• [Written exercise]
Keep the wording of each record exactly the same when you repeat it, and leave out pictures.

• [Stored data]

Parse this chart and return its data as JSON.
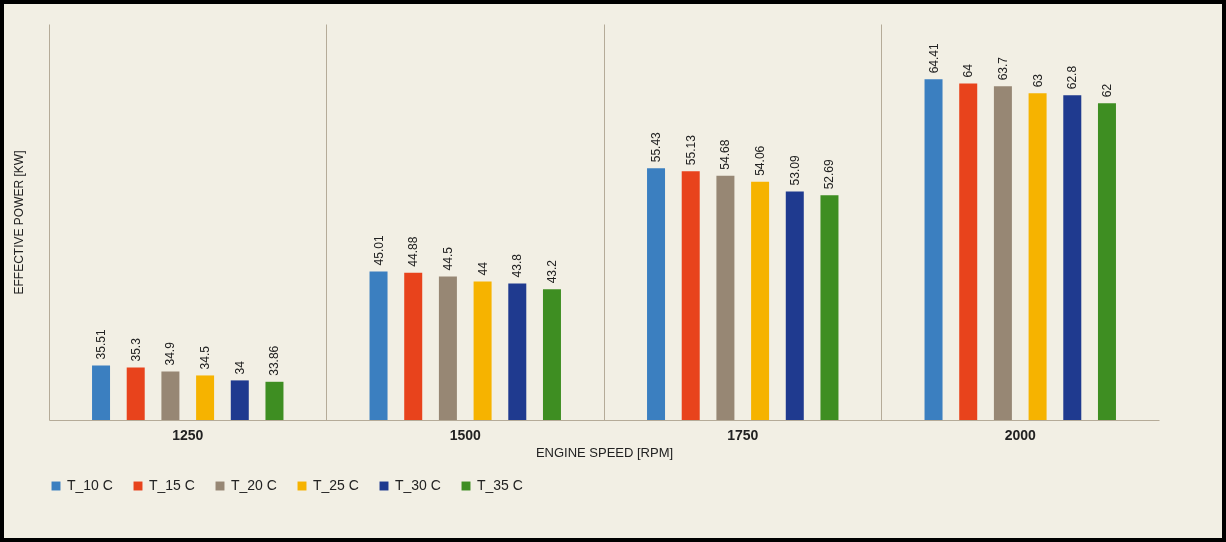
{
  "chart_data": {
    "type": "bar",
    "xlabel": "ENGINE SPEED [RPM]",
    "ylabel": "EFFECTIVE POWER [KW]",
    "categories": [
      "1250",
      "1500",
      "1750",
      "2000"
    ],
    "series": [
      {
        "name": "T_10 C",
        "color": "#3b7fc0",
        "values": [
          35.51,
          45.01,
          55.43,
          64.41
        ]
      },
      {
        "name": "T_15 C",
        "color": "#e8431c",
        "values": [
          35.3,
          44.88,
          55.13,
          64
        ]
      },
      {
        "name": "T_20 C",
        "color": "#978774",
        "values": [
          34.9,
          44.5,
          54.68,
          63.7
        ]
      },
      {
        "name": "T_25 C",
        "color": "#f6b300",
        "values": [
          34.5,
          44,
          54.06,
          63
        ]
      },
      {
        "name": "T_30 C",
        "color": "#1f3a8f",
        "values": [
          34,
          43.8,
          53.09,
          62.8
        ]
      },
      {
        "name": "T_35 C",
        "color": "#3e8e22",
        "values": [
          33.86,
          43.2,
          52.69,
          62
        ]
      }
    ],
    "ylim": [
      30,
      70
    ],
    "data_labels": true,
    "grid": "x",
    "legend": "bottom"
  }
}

• [Full solution]
Parse this chart and return its data as JSON.
{
  "chart_data": {
    "type": "bar",
    "xlabel": "ENGINE SPEED [RPM]",
    "ylabel": "EFFECTIVE POWER [KW]",
    "categories": [
      "1250",
      "1500",
      "1750",
      "2000"
    ],
    "series": [
      {
        "name": "T_10 C",
        "color": "#3b7fc0",
        "values": [
          35.51,
          45.01,
          55.43,
          64.41
        ]
      },
      {
        "name": "T_15 C",
        "color": "#e8431c",
        "values": [
          35.3,
          44.88,
          55.13,
          64
        ]
      },
      {
        "name": "T_20 C",
        "color": "#978774",
        "values": [
          34.9,
          44.5,
          54.68,
          63.7
        ]
      },
      {
        "name": "T_25 C",
        "color": "#f6b300",
        "values": [
          34.5,
          44,
          54.06,
          63
        ]
      },
      {
        "name": "T_30 C",
        "color": "#1f3a8f",
        "values": [
          34,
          43.8,
          53.09,
          62.8
        ]
      },
      {
        "name": "T_35 C",
        "color": "#3e8e22",
        "values": [
          33.86,
          43.2,
          52.69,
          62
        ]
      }
    ],
    "ylim": [
      30,
      70
    ],
    "data_labels": true,
    "grid": "x",
    "legend": "bottom"
  }
}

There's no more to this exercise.